WHAT YOU ARE ASKED TO DO:
Repeat, exactly and completely, the material that follows. Omit the pictures.

DATA RECORDS:
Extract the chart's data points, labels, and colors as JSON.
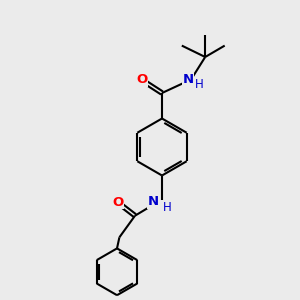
{
  "background_color": "#ebebeb",
  "bond_color": "#000000",
  "oxygen_color": "#ff0000",
  "nitrogen_color": "#0000cc",
  "line_width": 1.5,
  "figure_size": [
    3.0,
    3.0
  ],
  "dpi": 100,
  "xlim": [
    0,
    10
  ],
  "ylim": [
    0,
    10
  ]
}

RESPONSE TO THE EXERCISE:
Extract the chart's data points, labels, and colors as JSON.
{
  "background_color": "#ebebeb",
  "bond_color": "#000000",
  "oxygen_color": "#ff0000",
  "nitrogen_color": "#0000cc",
  "line_width": 1.5,
  "figure_size": [
    3.0,
    3.0
  ],
  "dpi": 100,
  "xlim": [
    0,
    10
  ],
  "ylim": [
    0,
    10
  ]
}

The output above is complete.